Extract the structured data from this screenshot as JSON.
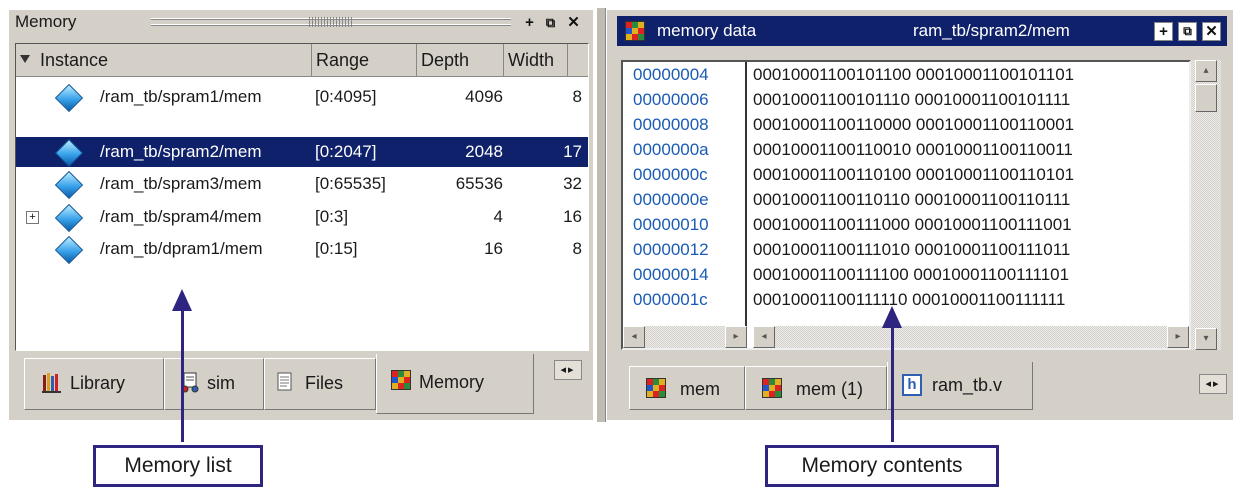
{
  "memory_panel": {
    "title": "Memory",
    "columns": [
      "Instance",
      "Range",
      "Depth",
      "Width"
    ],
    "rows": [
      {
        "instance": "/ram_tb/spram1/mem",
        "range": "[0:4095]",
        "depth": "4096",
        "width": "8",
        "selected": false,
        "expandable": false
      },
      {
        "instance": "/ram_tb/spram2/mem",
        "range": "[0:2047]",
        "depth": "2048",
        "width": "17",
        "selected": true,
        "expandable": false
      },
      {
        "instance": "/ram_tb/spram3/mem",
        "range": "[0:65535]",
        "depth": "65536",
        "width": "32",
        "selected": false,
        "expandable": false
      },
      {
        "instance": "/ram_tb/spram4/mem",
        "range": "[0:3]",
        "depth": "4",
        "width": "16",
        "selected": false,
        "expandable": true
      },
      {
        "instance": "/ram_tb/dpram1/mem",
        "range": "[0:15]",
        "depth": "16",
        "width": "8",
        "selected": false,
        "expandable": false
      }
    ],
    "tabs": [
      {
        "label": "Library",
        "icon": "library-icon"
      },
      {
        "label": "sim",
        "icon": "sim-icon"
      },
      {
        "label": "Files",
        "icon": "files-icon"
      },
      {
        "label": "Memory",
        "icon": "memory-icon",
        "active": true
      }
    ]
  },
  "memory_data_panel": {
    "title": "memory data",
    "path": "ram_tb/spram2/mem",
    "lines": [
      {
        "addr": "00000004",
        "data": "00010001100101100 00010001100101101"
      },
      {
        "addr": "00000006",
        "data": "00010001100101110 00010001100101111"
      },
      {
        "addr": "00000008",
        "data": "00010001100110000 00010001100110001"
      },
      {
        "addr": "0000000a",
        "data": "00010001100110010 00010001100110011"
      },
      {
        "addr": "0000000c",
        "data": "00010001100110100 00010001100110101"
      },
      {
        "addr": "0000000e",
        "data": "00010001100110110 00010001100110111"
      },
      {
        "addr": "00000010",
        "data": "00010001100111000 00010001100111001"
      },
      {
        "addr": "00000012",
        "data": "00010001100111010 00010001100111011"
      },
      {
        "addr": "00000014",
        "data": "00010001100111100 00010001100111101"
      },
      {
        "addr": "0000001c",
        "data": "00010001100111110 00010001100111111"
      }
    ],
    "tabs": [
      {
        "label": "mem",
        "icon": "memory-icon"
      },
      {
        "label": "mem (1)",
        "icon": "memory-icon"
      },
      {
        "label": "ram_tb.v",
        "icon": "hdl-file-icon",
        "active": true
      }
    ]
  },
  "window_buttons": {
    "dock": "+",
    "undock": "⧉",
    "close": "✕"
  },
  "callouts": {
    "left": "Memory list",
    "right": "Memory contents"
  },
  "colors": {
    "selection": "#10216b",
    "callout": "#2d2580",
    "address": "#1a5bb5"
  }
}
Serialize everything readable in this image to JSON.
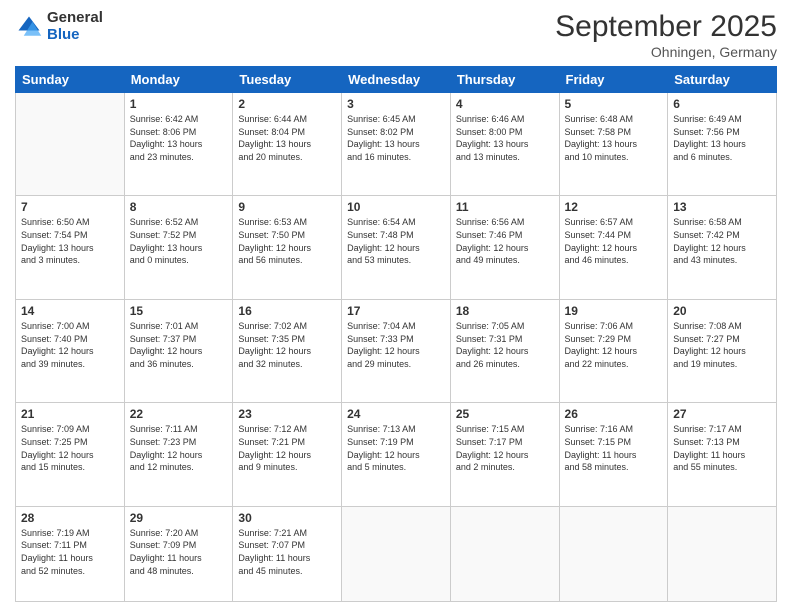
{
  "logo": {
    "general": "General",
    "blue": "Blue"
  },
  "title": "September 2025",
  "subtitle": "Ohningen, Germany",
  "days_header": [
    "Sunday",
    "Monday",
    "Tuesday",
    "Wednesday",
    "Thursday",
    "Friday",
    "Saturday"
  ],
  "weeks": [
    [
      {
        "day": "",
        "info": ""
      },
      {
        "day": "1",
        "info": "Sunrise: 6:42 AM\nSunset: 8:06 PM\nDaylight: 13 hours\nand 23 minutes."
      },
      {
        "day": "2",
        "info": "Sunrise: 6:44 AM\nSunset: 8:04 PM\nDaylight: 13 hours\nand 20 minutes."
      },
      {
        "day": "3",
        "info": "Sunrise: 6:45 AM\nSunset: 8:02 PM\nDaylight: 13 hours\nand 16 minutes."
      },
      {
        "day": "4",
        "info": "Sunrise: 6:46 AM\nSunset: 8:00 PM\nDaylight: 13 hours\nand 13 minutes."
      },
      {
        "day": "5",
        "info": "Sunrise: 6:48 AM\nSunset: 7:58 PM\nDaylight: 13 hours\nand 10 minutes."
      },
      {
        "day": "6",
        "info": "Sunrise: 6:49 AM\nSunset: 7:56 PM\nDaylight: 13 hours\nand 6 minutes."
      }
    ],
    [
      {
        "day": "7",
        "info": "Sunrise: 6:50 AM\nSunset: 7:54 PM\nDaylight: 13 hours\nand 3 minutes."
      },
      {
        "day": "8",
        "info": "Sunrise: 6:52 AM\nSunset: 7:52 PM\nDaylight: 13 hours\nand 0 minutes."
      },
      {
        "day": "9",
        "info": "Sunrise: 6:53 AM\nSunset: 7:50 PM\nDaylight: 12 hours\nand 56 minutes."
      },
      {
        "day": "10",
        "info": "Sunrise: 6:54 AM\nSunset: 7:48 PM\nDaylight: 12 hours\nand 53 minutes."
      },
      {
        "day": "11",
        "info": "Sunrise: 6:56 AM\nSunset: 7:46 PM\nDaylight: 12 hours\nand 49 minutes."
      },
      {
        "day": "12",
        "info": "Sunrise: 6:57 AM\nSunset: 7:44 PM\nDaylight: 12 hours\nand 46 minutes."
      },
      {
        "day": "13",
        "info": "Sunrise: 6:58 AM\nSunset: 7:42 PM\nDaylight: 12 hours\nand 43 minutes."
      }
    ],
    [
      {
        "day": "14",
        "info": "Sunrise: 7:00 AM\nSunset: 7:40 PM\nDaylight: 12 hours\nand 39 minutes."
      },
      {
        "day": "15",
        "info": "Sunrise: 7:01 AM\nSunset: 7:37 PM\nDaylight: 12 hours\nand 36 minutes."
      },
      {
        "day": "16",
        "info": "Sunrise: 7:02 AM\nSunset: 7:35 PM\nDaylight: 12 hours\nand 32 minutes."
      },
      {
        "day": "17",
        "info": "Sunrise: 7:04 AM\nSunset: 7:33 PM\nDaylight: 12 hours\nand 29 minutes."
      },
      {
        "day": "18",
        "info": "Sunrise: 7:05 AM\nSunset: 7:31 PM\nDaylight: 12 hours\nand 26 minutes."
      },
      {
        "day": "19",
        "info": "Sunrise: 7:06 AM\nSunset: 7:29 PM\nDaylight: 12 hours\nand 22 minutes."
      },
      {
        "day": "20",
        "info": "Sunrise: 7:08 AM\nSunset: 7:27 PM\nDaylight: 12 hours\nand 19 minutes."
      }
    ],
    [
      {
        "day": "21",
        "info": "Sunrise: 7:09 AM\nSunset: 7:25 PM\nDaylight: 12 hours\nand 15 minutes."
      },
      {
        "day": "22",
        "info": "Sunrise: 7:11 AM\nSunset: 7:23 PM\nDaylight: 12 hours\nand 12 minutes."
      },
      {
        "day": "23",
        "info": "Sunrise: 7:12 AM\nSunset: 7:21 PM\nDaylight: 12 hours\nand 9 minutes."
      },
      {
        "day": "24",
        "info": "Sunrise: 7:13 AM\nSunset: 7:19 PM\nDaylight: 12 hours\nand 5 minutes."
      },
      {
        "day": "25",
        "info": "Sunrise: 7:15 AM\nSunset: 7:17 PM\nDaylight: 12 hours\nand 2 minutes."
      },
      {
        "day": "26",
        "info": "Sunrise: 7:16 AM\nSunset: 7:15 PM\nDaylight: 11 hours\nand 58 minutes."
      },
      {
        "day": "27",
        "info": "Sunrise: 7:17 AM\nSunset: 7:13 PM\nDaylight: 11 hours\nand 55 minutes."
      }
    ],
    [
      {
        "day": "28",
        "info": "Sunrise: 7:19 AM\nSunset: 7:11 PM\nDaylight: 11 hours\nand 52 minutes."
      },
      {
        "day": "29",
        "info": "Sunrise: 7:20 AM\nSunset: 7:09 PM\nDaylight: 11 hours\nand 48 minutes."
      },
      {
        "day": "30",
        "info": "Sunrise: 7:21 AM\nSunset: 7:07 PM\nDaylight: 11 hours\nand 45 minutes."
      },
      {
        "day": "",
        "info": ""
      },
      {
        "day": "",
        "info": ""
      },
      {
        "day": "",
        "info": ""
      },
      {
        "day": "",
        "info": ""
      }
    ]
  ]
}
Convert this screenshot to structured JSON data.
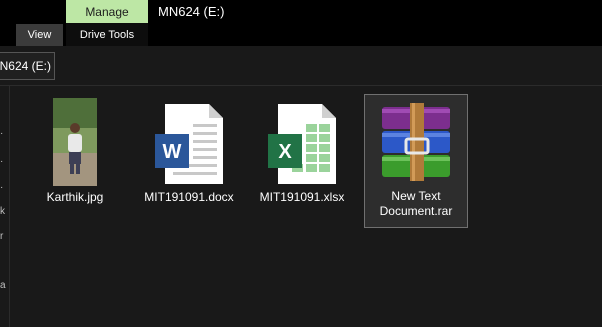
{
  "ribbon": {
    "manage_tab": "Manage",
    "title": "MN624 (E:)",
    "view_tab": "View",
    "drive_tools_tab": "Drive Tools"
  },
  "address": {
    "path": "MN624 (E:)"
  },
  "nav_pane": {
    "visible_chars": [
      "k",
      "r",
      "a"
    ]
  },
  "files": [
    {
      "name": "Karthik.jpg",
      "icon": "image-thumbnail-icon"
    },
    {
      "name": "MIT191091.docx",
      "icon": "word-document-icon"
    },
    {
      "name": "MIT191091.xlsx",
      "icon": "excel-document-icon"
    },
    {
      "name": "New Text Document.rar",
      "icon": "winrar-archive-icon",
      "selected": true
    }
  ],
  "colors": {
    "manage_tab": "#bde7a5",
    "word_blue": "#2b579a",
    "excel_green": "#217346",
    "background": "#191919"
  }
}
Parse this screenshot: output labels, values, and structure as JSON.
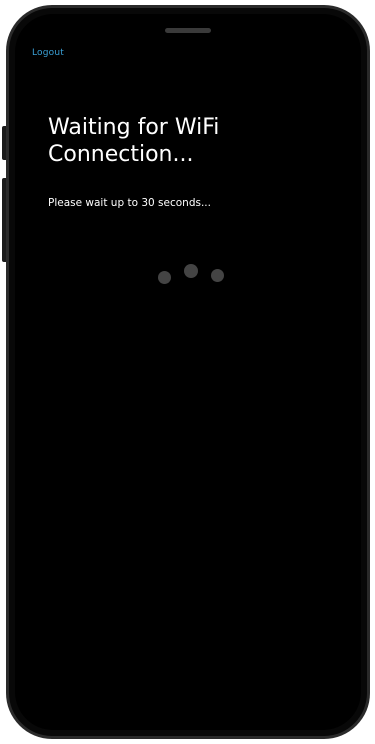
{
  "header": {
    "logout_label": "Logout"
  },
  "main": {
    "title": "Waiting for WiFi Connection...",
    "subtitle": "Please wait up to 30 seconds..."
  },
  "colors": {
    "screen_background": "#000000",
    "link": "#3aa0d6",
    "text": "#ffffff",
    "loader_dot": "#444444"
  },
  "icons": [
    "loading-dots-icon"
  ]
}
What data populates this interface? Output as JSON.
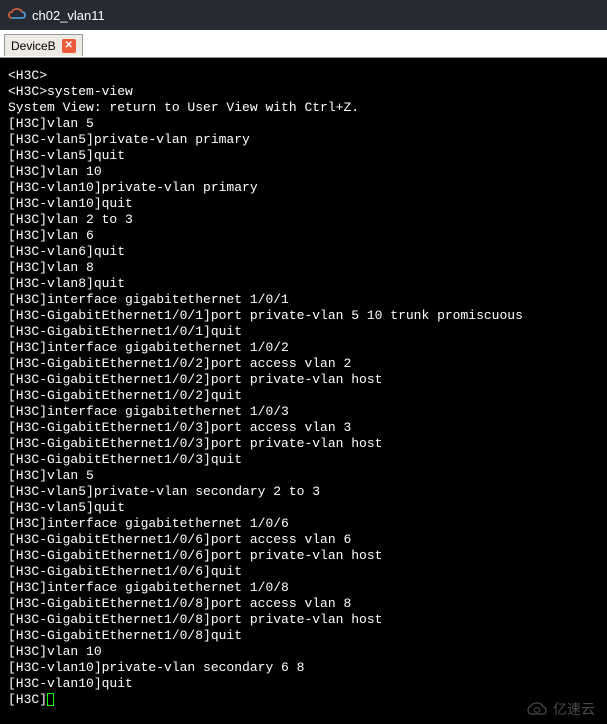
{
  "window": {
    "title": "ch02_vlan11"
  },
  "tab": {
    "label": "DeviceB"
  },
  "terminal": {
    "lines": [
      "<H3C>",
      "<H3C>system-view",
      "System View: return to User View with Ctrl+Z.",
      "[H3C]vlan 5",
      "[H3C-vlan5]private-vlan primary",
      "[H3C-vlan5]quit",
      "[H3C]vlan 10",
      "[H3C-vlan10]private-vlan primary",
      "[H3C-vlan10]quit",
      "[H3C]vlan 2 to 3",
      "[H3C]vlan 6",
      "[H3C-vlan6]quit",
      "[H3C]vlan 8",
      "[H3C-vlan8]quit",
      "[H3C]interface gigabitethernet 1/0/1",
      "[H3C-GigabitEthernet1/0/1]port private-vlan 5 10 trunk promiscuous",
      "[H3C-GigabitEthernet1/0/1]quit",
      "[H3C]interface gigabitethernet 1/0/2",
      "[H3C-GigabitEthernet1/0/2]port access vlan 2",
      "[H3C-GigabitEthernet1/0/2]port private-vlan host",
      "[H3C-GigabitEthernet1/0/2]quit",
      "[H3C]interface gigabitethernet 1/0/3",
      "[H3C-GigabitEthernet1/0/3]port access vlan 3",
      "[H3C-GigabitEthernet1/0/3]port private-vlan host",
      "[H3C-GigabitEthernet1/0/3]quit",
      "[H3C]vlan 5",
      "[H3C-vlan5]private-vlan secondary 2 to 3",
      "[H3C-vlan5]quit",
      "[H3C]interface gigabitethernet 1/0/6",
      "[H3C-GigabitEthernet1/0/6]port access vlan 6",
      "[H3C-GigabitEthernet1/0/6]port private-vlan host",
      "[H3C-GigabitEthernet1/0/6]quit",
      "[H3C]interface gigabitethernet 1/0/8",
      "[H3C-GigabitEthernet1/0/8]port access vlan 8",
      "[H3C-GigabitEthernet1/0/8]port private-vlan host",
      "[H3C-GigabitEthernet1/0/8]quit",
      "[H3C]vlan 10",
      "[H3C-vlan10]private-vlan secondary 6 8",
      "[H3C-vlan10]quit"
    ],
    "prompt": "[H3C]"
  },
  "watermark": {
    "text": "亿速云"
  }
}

^^^^

Starting at the line that contains "What data populates", write out every line through the final line of the entries, word for word; skip any pictures.

- COMPLETED TASK:
What data populates this interface? Output as JSON.
{
  "window": {
    "title": "ch02_vlan11"
  },
  "tab": {
    "label": "DeviceB"
  },
  "terminal": {
    "lines": [
      "<H3C>",
      "<H3C>system-view",
      "System View: return to User View with Ctrl+Z.",
      "[H3C]vlan 5",
      "[H3C-vlan5]private-vlan primary",
      "[H3C-vlan5]quit",
      "[H3C]vlan 10",
      "[H3C-vlan10]private-vlan primary",
      "[H3C-vlan10]quit",
      "[H3C]vlan 2 to 3",
      "[H3C]vlan 6",
      "[H3C-vlan6]quit",
      "[H3C]vlan 8",
      "[H3C-vlan8]quit",
      "[H3C]interface gigabitethernet 1/0/1",
      "[H3C-GigabitEthernet1/0/1]port private-vlan 5 10 trunk promiscuous",
      "[H3C-GigabitEthernet1/0/1]quit",
      "[H3C]interface gigabitethernet 1/0/2",
      "[H3C-GigabitEthernet1/0/2]port access vlan 2",
      "[H3C-GigabitEthernet1/0/2]port private-vlan host",
      "[H3C-GigabitEthernet1/0/2]quit",
      "[H3C]interface gigabitethernet 1/0/3",
      "[H3C-GigabitEthernet1/0/3]port access vlan 3",
      "[H3C-GigabitEthernet1/0/3]port private-vlan host",
      "[H3C-GigabitEthernet1/0/3]quit",
      "[H3C]vlan 5",
      "[H3C-vlan5]private-vlan secondary 2 to 3",
      "[H3C-vlan5]quit",
      "[H3C]interface gigabitethernet 1/0/6",
      "[H3C-GigabitEthernet1/0/6]port access vlan 6",
      "[H3C-GigabitEthernet1/0/6]port private-vlan host",
      "[H3C-GigabitEthernet1/0/6]quit",
      "[H3C]interface gigabitethernet 1/0/8",
      "[H3C-GigabitEthernet1/0/8]port access vlan 8",
      "[H3C-GigabitEthernet1/0/8]port private-vlan host",
      "[H3C-GigabitEthernet1/0/8]quit",
      "[H3C]vlan 10",
      "[H3C-vlan10]private-vlan secondary 6 8",
      "[H3C-vlan10]quit"
    ],
    "prompt": "[H3C]"
  },
  "watermark": {
    "text": "亿速云"
  }
}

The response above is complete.